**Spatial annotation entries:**

----------

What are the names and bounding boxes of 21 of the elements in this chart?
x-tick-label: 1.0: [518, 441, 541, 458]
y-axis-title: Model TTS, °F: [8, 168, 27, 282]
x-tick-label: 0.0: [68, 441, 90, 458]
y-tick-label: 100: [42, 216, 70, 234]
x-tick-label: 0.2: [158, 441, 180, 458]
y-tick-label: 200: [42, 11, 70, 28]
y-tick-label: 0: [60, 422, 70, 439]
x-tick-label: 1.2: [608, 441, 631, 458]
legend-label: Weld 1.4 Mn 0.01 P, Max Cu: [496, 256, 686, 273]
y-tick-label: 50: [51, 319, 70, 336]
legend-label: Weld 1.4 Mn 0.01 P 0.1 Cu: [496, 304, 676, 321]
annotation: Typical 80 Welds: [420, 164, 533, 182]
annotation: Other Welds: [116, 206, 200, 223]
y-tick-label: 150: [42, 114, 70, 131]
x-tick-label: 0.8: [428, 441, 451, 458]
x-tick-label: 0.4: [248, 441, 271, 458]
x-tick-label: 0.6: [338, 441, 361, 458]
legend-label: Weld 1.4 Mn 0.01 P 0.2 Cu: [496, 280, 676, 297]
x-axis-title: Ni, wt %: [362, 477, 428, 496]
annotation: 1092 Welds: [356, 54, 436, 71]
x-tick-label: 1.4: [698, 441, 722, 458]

----------

**EXERCISE DETAILS:** Copy out the records from their first line through the line containing "y-tick-label: 150: [42, 114, 70, 131]", both ends included, keeping each line unchanged.

**COMPLETED TASK:**
What are the names and bounding boxes of 21 of the elements in this chart?
x-tick-label: 1.0: [518, 441, 541, 458]
y-axis-title: Model TTS, °F: [8, 168, 27, 282]
x-tick-label: 0.0: [68, 441, 90, 458]
y-tick-label: 100: [42, 216, 70, 234]
x-tick-label: 0.2: [158, 441, 180, 458]
y-tick-label: 200: [42, 11, 70, 28]
y-tick-label: 0: [60, 422, 70, 439]
x-tick-label: 1.2: [608, 441, 631, 458]
legend-label: Weld 1.4 Mn 0.01 P, Max Cu: [496, 256, 686, 273]
y-tick-label: 50: [51, 319, 70, 336]
legend-label: Weld 1.4 Mn 0.01 P 0.1 Cu: [496, 304, 676, 321]
annotation: Typical 80 Welds: [420, 164, 533, 182]
annotation: Other Welds: [116, 206, 200, 223]
y-tick-label: 150: [42, 114, 70, 131]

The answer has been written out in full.